====== Trecho ======
Os organismos aeróbios são protegidos da ação de ROS por meio de
sistemas antioxidantes como as enzimas superóxido desmutase, glutationa
peroxidase e catalase, e sistemas antioxidantes não enzimáticos a exemplo do
β-caroteno, a vitamina C e compostos sulfidrila como a glutationa (BIRDANE et
al., 2007).
Antioxidantes sintéticos são extensivamente utilizados como aditivos
alimentares e são consumidos em quantidades apreciáveis, porém problemas
de toxicidade têm sido cada vez mais constantes com a utilização destes
agentes, o que tem aumentado o interesse no desenvolvimento de
antioxidantes naturais (REPETTO; LLESUY, 2002).
A GSH é o tiol não protéico mais abundante nas células dos mamíferos,
sendo considerada como o mais importante composto sulfidrila intracelular,
estando envolvido em muitos processos funcionais, celulares e principalmente
quanto a sua participação em algumas reações de detoxicação (JORDÃO
JÚNIOR et al., 1998).
Os grupos sulfidrílicos são classificados em proteicos (composto de
peptídeos de baixo peso molecular como a glutationa na sua forma reduzida –
GSH) e não protéicos (composto das proteínas de alto peso molecular, como a
glutationa complexada a albumina) (FAURE; LAFOND, 1995; JORDÃO
JÚNIOR et al., 1998).
A glutationa funciona como seqüestrador nucleofílico e como co-fator na
redução do peróxido de hidrogênio mediado pela enzima glutationa-peroxidase
sendo, portanto, antioxidante endógeno. É oxidada a glutationa dissulfeto ao
doar elétrons para a glutationa peroxidase e/ou reagir diretamente com as
ROS, que podem subseqüentemente reduzir os níveis de GSH (BIRDANE et
al., 2007).
======
Escreva a continuação do texto sobre a glutationa e os sistemas antioxidantes, começando logo após a última frase apresentada.
====== Dados apresentados ======
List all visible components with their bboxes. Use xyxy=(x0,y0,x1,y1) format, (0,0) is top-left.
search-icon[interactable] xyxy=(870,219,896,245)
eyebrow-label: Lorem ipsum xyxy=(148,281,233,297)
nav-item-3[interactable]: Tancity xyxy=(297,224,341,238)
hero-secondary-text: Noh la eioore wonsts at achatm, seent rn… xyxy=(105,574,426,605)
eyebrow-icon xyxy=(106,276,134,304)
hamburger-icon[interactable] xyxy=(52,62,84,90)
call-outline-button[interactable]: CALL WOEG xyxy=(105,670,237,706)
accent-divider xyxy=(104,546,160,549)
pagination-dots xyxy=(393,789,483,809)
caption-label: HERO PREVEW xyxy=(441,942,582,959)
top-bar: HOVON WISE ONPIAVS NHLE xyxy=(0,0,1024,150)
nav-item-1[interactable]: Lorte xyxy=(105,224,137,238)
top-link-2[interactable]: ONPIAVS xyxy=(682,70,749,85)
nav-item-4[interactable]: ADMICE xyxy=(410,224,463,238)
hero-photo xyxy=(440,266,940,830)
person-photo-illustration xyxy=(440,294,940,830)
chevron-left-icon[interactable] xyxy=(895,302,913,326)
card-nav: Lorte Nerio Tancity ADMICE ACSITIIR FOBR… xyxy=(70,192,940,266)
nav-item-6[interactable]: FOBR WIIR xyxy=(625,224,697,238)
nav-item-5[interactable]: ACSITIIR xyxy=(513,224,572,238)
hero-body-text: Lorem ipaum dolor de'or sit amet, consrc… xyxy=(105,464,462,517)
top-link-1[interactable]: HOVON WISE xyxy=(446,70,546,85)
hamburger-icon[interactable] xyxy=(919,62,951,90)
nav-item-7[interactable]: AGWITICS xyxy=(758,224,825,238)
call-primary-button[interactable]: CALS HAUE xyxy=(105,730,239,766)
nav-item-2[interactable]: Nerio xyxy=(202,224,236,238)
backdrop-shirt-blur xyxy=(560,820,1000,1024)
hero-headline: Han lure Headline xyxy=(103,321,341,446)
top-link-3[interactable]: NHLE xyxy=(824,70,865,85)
======
* Resposta ao exercício *
A GSH protege a mucosa gástrica do estresse oxidativo induzido por
etanol ao se ligar aos radicais livres que são formados após a injúria tecidual
por este agente nocivo. O etanol quebra as pontes de sulfetos que unem as
subunidades de muco tornando o muco solúvel em água, reduzindo assim seu
efeito protetor (KUSHIMA et al., 2005).
87
O possível envolvimento de compostos sulfidrila endógenos no efeito
gastroprotetor de M. rigida foi investigado no modelo de úlcera induzido por
etanol, em que os animais foram pré-tratados com NEM (bloqueador de
sulfidrila) antes da administração do agente lesivo. Tanto o EEOH quanto a F.
AcOEt tiveram seus efeitos protetores da mucosa gástrica reduzidos quando
comparados aos grupos que foram pré-tratados com solução salina 0,9 %,
indicando a participação de SHs endógenos no efeito gastroprotetor da espécie
em estudo. Este resultado difere do encontrado para a fração rica em
flavonóides de M. ilicifolia (BAGGIO et al., 2007).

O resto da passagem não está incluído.